* Begin *

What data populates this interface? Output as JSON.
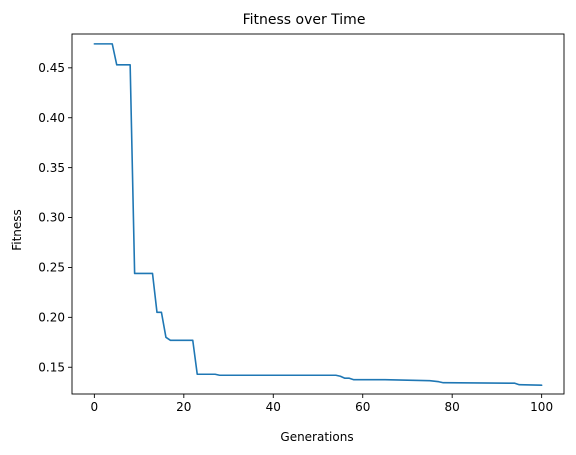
{
  "chart_data": {
    "type": "line",
    "title": "Fitness over Time",
    "xlabel": "Generations",
    "ylabel": "Fitness",
    "xlim": [
      -5,
      105
    ],
    "ylim": [
      0.1232,
      0.4839
    ],
    "xticks": [
      0,
      20,
      40,
      60,
      80,
      100
    ],
    "yticks": [
      0.15,
      0.2,
      0.25,
      0.3,
      0.35,
      0.4,
      0.45
    ],
    "ytick_labels": [
      "0.15",
      "0.20",
      "0.25",
      "0.30",
      "0.35",
      "0.40",
      "0.45"
    ],
    "grid": false,
    "series": [
      {
        "color": "#1f77b4",
        "x": [
          0,
          4,
          5,
          8,
          9,
          13,
          14,
          15,
          16,
          17,
          22,
          23,
          26,
          27,
          28,
          54,
          55,
          56,
          57,
          58,
          65,
          75,
          77,
          78,
          94,
          95,
          100
        ],
        "y": [
          0.474,
          0.474,
          0.453,
          0.453,
          0.244,
          0.244,
          0.205,
          0.205,
          0.18,
          0.177,
          0.177,
          0.143,
          0.143,
          0.143,
          0.142,
          0.142,
          0.141,
          0.139,
          0.139,
          0.1375,
          0.1375,
          0.1365,
          0.1355,
          0.1345,
          0.134,
          0.1325,
          0.132
        ]
      }
    ]
  }
}
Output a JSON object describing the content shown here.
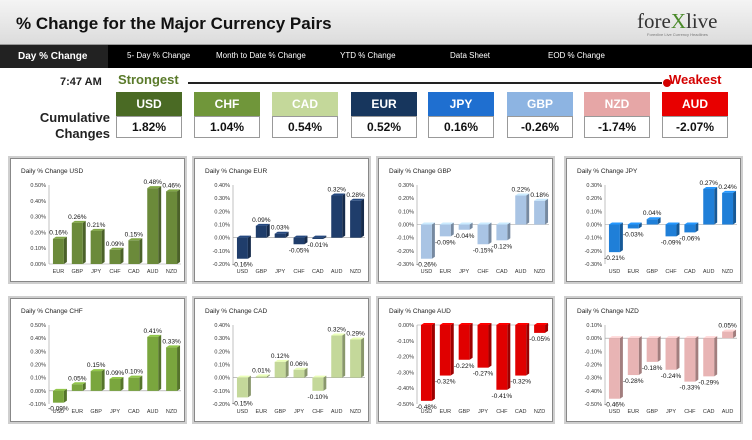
{
  "header": {
    "title": "% Change for the Major Currency Pairs",
    "logo_text_a": "fore",
    "logo_text_x": "X",
    "logo_text_b": "live",
    "logo_sub": "Forexlive Live Currency Headlines"
  },
  "nav": {
    "items": [
      "Day % Change",
      "5- Day % Change",
      "Month to Date % Change",
      "YTD % Change",
      "Data Sheet",
      "EOD % Change"
    ]
  },
  "summary": {
    "time": "7:47 AM",
    "strongest_label": "Strongest",
    "weakest_label": "Weakest",
    "cumulative_label_line1": "Cumulative",
    "cumulative_label_line2": "Changes",
    "currencies": [
      {
        "code": "USD",
        "value": "1.82%",
        "color": "#4a6a24"
      },
      {
        "code": "CHF",
        "value": "1.04%",
        "color": "#70963a"
      },
      {
        "code": "CAD",
        "value": "0.54%",
        "color": "#c4d89a"
      },
      {
        "code": "EUR",
        "value": "0.52%",
        "color": "#17365d"
      },
      {
        "code": "JPY",
        "value": "0.16%",
        "color": "#1f6fd0"
      },
      {
        "code": "GBP",
        "value": "-0.26%",
        "color": "#8db4e2"
      },
      {
        "code": "NZD",
        "value": "-1.74%",
        "color": "#e6a6a6"
      },
      {
        "code": "AUD",
        "value": "-2.07%",
        "color": "#e80000"
      }
    ]
  },
  "chart_data": [
    {
      "type": "bar",
      "title": "Daily % Change USD",
      "categories": [
        "EUR",
        "GBP",
        "JPY",
        "CHF",
        "CAD",
        "AUD",
        "NZD"
      ],
      "values": [
        0.16,
        0.26,
        0.21,
        0.09,
        0.15,
        0.48,
        0.46
      ],
      "labels": [
        "0.16%",
        "0.26%",
        "0.21%",
        "0.09%",
        "0.15%",
        "0.48%",
        "0.46%"
      ],
      "ylim": [
        0,
        0.5
      ],
      "ticks": [
        "0.50%",
        "0.40%",
        "0.30%",
        "0.20%",
        "0.10%",
        "0.00%"
      ],
      "color": "#6b8a3a"
    },
    {
      "type": "bar",
      "title": "Daily % Change EUR",
      "categories": [
        "USD",
        "GBP",
        "JPY",
        "CHF",
        "CAD",
        "AUD",
        "NZD"
      ],
      "values": [
        -0.16,
        0.09,
        0.03,
        -0.05,
        -0.01,
        0.32,
        0.28
      ],
      "labels": [
        "-0.16%",
        "0.09%",
        "0.03%",
        "-0.05%",
        "-0.01%",
        "0.32%",
        "0.28%"
      ],
      "ylim": [
        -0.2,
        0.4
      ],
      "ticks": [
        "0.40%",
        "0.30%",
        "0.20%",
        "0.10%",
        "0.00%",
        "-0.10%",
        "-0.20%"
      ],
      "color": "#1f3d6b"
    },
    {
      "type": "bar",
      "title": "Daily % Change GBP",
      "categories": [
        "USD",
        "EUR",
        "JPY",
        "CHF",
        "CAD",
        "AUD",
        "NZD"
      ],
      "values": [
        -0.26,
        -0.09,
        -0.04,
        -0.15,
        -0.12,
        0.22,
        0.18
      ],
      "labels": [
        "-0.26%",
        "-0.09%",
        "-0.04%",
        "-0.15%",
        "-0.12%",
        "0.22%",
        "0.18%"
      ],
      "ylim": [
        -0.3,
        0.3
      ],
      "ticks": [
        "0.30%",
        "0.20%",
        "0.10%",
        "0.00%",
        "-0.10%",
        "-0.20%",
        "-0.30%"
      ],
      "color": "#a9c4e4"
    },
    {
      "type": "bar",
      "title": "Daily % Change JPY",
      "categories": [
        "USD",
        "EUR",
        "GBP",
        "CHF",
        "CAD",
        "AUD",
        "NZD"
      ],
      "values": [
        -0.21,
        -0.03,
        0.04,
        -0.09,
        -0.06,
        0.27,
        0.24
      ],
      "labels": [
        "-0.21%",
        "-0.03%",
        "0.04%",
        "-0.09%",
        "-0.06%",
        "0.27%",
        "0.24%"
      ],
      "ylim": [
        -0.3,
        0.3
      ],
      "ticks": [
        "0.30%",
        "0.20%",
        "0.10%",
        "0.00%",
        "-0.10%",
        "-0.20%",
        "-0.30%"
      ],
      "color": "#1f7fd8"
    },
    {
      "type": "bar",
      "title": "Daily % Change CHF",
      "categories": [
        "USD",
        "EUR",
        "GBP",
        "JPY",
        "CAD",
        "AUD",
        "NZD"
      ],
      "values": [
        -0.09,
        0.05,
        0.15,
        0.09,
        0.1,
        0.41,
        0.33
      ],
      "labels": [
        "-0.09%",
        "0.05%",
        "0.15%",
        "0.09%",
        "0.10%",
        "0.41%",
        "0.33%"
      ],
      "ylim": [
        -0.1,
        0.5
      ],
      "ticks": [
        "0.50%",
        "0.40%",
        "0.30%",
        "0.20%",
        "0.10%",
        "0.00%",
        "-0.10%"
      ],
      "color": "#7aa63e"
    },
    {
      "type": "bar",
      "title": "Daily % Change CAD",
      "categories": [
        "USD",
        "EUR",
        "GBP",
        "JPY",
        "CHF",
        "AUD",
        "NZD"
      ],
      "values": [
        -0.15,
        0.01,
        0.12,
        0.06,
        -0.1,
        0.32,
        0.29
      ],
      "labels": [
        "-0.15%",
        "0.01%",
        "0.12%",
        "0.06%",
        "-0.10%",
        "0.32%",
        "0.29%"
      ],
      "ylim": [
        -0.2,
        0.4
      ],
      "ticks": [
        "0.40%",
        "0.30%",
        "0.20%",
        "0.10%",
        "0.00%",
        "-0.10%",
        "-0.20%"
      ],
      "color": "#c4d89a"
    },
    {
      "type": "bar",
      "title": "Daily % Change AUD",
      "categories": [
        "USD",
        "EUR",
        "GBP",
        "JPY",
        "CHF",
        "CAD",
        "NZD"
      ],
      "values": [
        -0.48,
        -0.32,
        -0.22,
        -0.27,
        -0.41,
        -0.32,
        -0.05
      ],
      "labels": [
        "-0.48%",
        "-0.32%",
        "-0.22%",
        "-0.27%",
        "-0.41%",
        "-0.32%",
        "-0.05%"
      ],
      "ylim": [
        -0.5,
        0
      ],
      "ticks": [
        "0.00%",
        "-0.10%",
        "-0.20%",
        "-0.30%",
        "-0.40%",
        "-0.50%"
      ],
      "color": "#e00000"
    },
    {
      "type": "bar",
      "title": "Daily % Change NZD",
      "categories": [
        "USD",
        "EUR",
        "GBP",
        "JPY",
        "CHF",
        "CAD",
        "AUD"
      ],
      "values": [
        -0.46,
        -0.28,
        -0.18,
        -0.24,
        -0.33,
        -0.29,
        0.05
      ],
      "labels": [
        "-0.46%",
        "-0.28%",
        "-0.18%",
        "-0.24%",
        "-0.33%",
        "-0.29%",
        "0.05%"
      ],
      "ylim": [
        -0.5,
        0.1
      ],
      "ticks": [
        "0.10%",
        "0.00%",
        "-0.10%",
        "-0.20%",
        "-0.30%",
        "-0.40%",
        "-0.50%"
      ],
      "color": "#e8b4b4"
    }
  ]
}
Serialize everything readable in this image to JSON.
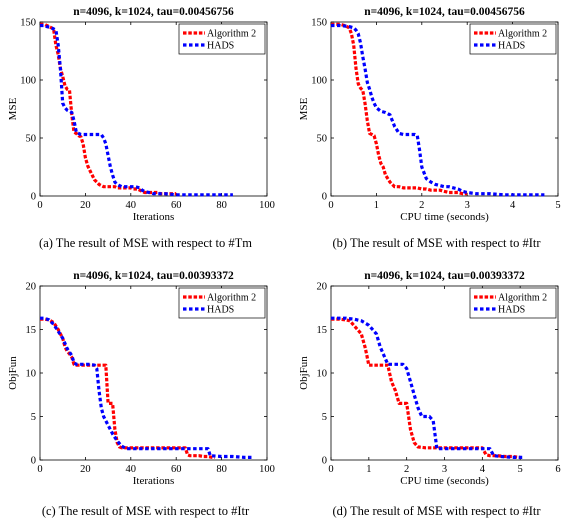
{
  "colors": {
    "algorithm2": "#ff0000",
    "hads": "#0000ff",
    "axis": "#000000"
  },
  "chart_data": [
    {
      "type": "line",
      "title": "n=4096, k=1024, tau=0.00456756",
      "xlabel": "Iterations",
      "ylabel": "MSE",
      "xlim": [
        0,
        100
      ],
      "ylim": [
        0,
        150
      ],
      "xticks": [
        "0",
        "20",
        "40",
        "60",
        "80",
        "100"
      ],
      "yticks": [
        "0",
        "50",
        "100",
        "150"
      ],
      "legend_position": "top-right",
      "caption": "(a)  The result of MSE with respect to #Tm",
      "series": [
        {
          "name": "Algorithm 2",
          "x": [
            0,
            1,
            2,
            3,
            4,
            5,
            6,
            7,
            8,
            9,
            10,
            11,
            12,
            13,
            14,
            15,
            16,
            17,
            18,
            19,
            20,
            21,
            22,
            23,
            24,
            25,
            26,
            27,
            28,
            29,
            30,
            31,
            32,
            33,
            34,
            35,
            36,
            37,
            38,
            39,
            40,
            41,
            42,
            43,
            44,
            45,
            46,
            47,
            48,
            49,
            50,
            51,
            52,
            53,
            54,
            55,
            56,
            57,
            58,
            59,
            60
          ],
          "y": [
            148,
            148,
            148,
            147,
            146,
            145,
            144,
            130,
            122,
            110,
            103,
            95,
            92,
            91,
            70,
            55,
            54,
            52,
            51,
            45,
            33,
            26,
            22,
            18,
            14,
            12,
            10,
            9,
            8,
            8,
            8,
            8,
            8,
            8,
            7,
            7,
            7,
            7,
            7,
            7,
            7,
            6,
            6,
            6,
            5,
            4,
            3,
            3,
            3,
            3,
            3,
            3,
            3,
            2,
            2,
            2,
            2,
            2,
            2,
            2,
            2
          ]
        },
        {
          "name": "HADS",
          "x": [
            0,
            2,
            3,
            5,
            7,
            8,
            9,
            10,
            11,
            12,
            13,
            14,
            15,
            16,
            17,
            18,
            19,
            20,
            21,
            22,
            23,
            24,
            25,
            26,
            27,
            28,
            29,
            30,
            31,
            32,
            33,
            34,
            35,
            36,
            38,
            40,
            42,
            44,
            45,
            46,
            48,
            50,
            55,
            60,
            65,
            70,
            75,
            80,
            85
          ],
          "y": [
            147,
            147,
            146,
            145,
            143,
            130,
            110,
            80,
            76,
            74,
            73,
            72,
            65,
            55,
            54,
            53,
            53,
            53,
            53,
            53,
            53,
            53,
            53,
            53,
            53,
            50,
            45,
            35,
            25,
            18,
            12,
            10,
            9,
            8,
            8,
            8,
            8,
            7,
            5,
            4,
            3,
            2,
            2,
            1,
            1,
            1,
            1,
            1,
            1
          ]
        }
      ]
    },
    {
      "type": "line",
      "title": "n=4096, k=1024, tau=0.00456756",
      "xlabel": "CPU time (seconds)",
      "ylabel": "MSE",
      "xlim": [
        0,
        5
      ],
      "ylim": [
        0,
        150
      ],
      "xticks": [
        "0",
        "1",
        "2",
        "3",
        "4",
        "5"
      ],
      "yticks": [
        "0",
        "50",
        "100",
        "150"
      ],
      "legend_position": "top-right",
      "caption": "(b)  The result of MSE with respect to #Itr",
      "series": [
        {
          "name": "Algorithm 2",
          "x": [
            0,
            0.1,
            0.2,
            0.3,
            0.35,
            0.4,
            0.45,
            0.5,
            0.55,
            0.6,
            0.62,
            0.65,
            0.7,
            0.75,
            0.8,
            0.85,
            0.9,
            0.95,
            1.0,
            1.05,
            1.1,
            1.15,
            1.2,
            1.25,
            1.3,
            1.35,
            1.4,
            1.5,
            1.6,
            1.7,
            1.8,
            1.9,
            2.0,
            2.1,
            2.2,
            2.3,
            2.4,
            2.5,
            2.6,
            2.7,
            2.8,
            2.9,
            3.0
          ],
          "y": [
            148,
            148,
            148,
            147,
            146,
            145,
            140,
            130,
            110,
            97,
            95,
            93,
            91,
            80,
            65,
            54,
            53,
            52,
            45,
            35,
            28,
            25,
            18,
            15,
            12,
            10,
            8,
            8,
            7,
            7,
            7,
            7,
            6,
            6,
            5,
            5,
            5,
            4,
            3,
            3,
            3,
            2,
            2
          ]
        },
        {
          "name": "HADS",
          "x": [
            0,
            0.2,
            0.4,
            0.5,
            0.55,
            0.6,
            0.65,
            0.7,
            0.75,
            0.8,
            0.85,
            0.9,
            0.95,
            1.0,
            1.1,
            1.2,
            1.3,
            1.4,
            1.5,
            1.6,
            1.7,
            1.75,
            1.8,
            1.85,
            1.9,
            1.95,
            2.0,
            2.1,
            2.2,
            2.3,
            2.4,
            2.5,
            2.6,
            2.7,
            2.8,
            2.9,
            3.0,
            3.2,
            3.5,
            3.8,
            4.0,
            4.3,
            4.7
          ],
          "y": [
            147,
            147,
            146,
            145,
            143,
            140,
            132,
            120,
            110,
            98,
            92,
            85,
            80,
            76,
            73,
            72,
            70,
            60,
            54,
            53,
            53,
            53,
            53,
            53,
            52,
            40,
            25,
            15,
            12,
            10,
            9,
            8,
            8,
            7,
            6,
            4,
            3,
            2,
            2,
            1,
            1,
            1,
            1
          ]
        }
      ]
    },
    {
      "type": "line",
      "title": "n=4096, k=1024, tau=0.00393372",
      "xlabel": "Iterations",
      "ylabel": "ObjFun",
      "xlim": [
        0,
        100
      ],
      "ylim": [
        0,
        20
      ],
      "xticks": [
        "0",
        "20",
        "40",
        "60",
        "80",
        "100"
      ],
      "yticks": [
        "0",
        "5",
        "10",
        "15",
        "20"
      ],
      "legend_position": "top-right",
      "caption": "(c)  The result of MSE with respect to #Itr",
      "series": [
        {
          "name": "Algorithm 2",
          "x": [
            0,
            2,
            4,
            6,
            8,
            9,
            10,
            11,
            12,
            13,
            14,
            15,
            16,
            17,
            18,
            20,
            22,
            24,
            26,
            28,
            29,
            30,
            31,
            32,
            33,
            34,
            35,
            36,
            38,
            40,
            45,
            50,
            55,
            60,
            62,
            64,
            65,
            66,
            68,
            70,
            72,
            74,
            76,
            77
          ],
          "y": [
            16.2,
            16.2,
            16.1,
            15.8,
            15,
            14.5,
            14,
            13,
            12.5,
            12.2,
            11.8,
            11,
            10.9,
            10.9,
            10.9,
            10.9,
            10.9,
            10.9,
            10.9,
            10.9,
            10.9,
            6.5,
            6.5,
            6.5,
            3.5,
            2,
            1.5,
            1.4,
            1.4,
            1.4,
            1.4,
            1.4,
            1.4,
            1.4,
            1.4,
            1.4,
            0.6,
            0.5,
            0.5,
            0.5,
            0.4,
            0.4,
            0.3,
            0.3
          ]
        },
        {
          "name": "HADS",
          "x": [
            0,
            2,
            4,
            6,
            8,
            10,
            12,
            14,
            15,
            16,
            18,
            20,
            22,
            24,
            25,
            26,
            27,
            28,
            30,
            32,
            34,
            36,
            38,
            40,
            45,
            50,
            55,
            60,
            65,
            68,
            70,
            72,
            74,
            75,
            80,
            85,
            90,
            94
          ],
          "y": [
            16.3,
            16.3,
            16.1,
            15.6,
            14.8,
            14,
            12.8,
            12,
            11.2,
            11,
            11,
            11,
            11,
            10.9,
            10.5,
            8,
            6,
            5,
            4,
            3,
            2.2,
            1.6,
            1.3,
            1.3,
            1.3,
            1.3,
            1.3,
            1.3,
            1.3,
            1.3,
            1.3,
            1.3,
            1.3,
            0.5,
            0.4,
            0.4,
            0.3,
            0.3
          ]
        }
      ]
    },
    {
      "type": "line",
      "title": "n=4096, k=1024, tau=0.00393372",
      "xlabel": "CPU time (seconds)",
      "ylabel": "ObjFun",
      "xlim": [
        0,
        6
      ],
      "ylim": [
        0,
        20
      ],
      "xticks": [
        "0",
        "1",
        "2",
        "3",
        "4",
        "5",
        "6"
      ],
      "yticks": [
        "0",
        "5",
        "10",
        "15",
        "20"
      ],
      "legend_position": "top-right",
      "caption": "(d)  The result of MSE with respect to #Itr",
      "series": [
        {
          "name": "Algorithm 2",
          "x": [
            0,
            0.2,
            0.4,
            0.5,
            0.6,
            0.7,
            0.8,
            0.9,
            0.95,
            1.0,
            1.2,
            1.4,
            1.5,
            1.6,
            1.7,
            1.8,
            1.9,
            2.0,
            2.1,
            2.2,
            2.3,
            2.5,
            2.8,
            3.0,
            3.5,
            3.8,
            4.0,
            4.1,
            4.2,
            4.4,
            4.6,
            4.8,
            5.0
          ],
          "y": [
            16.2,
            16.2,
            16.1,
            16,
            15.5,
            15,
            14.5,
            13,
            12,
            10.9,
            10.9,
            10.9,
            10.9,
            9,
            8,
            6.5,
            6.5,
            6.5,
            3.5,
            2,
            1.5,
            1.4,
            1.4,
            1.4,
            1.4,
            1.4,
            1.4,
            0.6,
            0.5,
            0.5,
            0.4,
            0.4,
            0.3
          ]
        },
        {
          "name": "HADS",
          "x": [
            0,
            0.4,
            0.6,
            0.8,
            1.0,
            1.1,
            1.2,
            1.3,
            1.4,
            1.5,
            1.6,
            1.7,
            1.8,
            1.9,
            2.0,
            2.1,
            2.2,
            2.3,
            2.4,
            2.5,
            2.6,
            2.7,
            2.8,
            3.0,
            3.5,
            4.0,
            4.2,
            4.3,
            4.5,
            4.8,
            5.1
          ],
          "y": [
            16.3,
            16.3,
            16.2,
            16.0,
            15.5,
            15,
            14.5,
            13,
            12,
            11,
            11,
            11,
            11,
            11,
            10.5,
            9,
            7.5,
            6,
            5,
            5,
            5,
            4.5,
            1.3,
            1.3,
            1.3,
            1.3,
            1.3,
            0.5,
            0.4,
            0.3,
            0.3
          ]
        }
      ]
    }
  ]
}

* End *

### Stated exercise
Locate the word "this" in the entries, and copy every line where it is found.

### The reply
What data populates this interface? Output as JSON.
Serialize everything readable in this image to JSON.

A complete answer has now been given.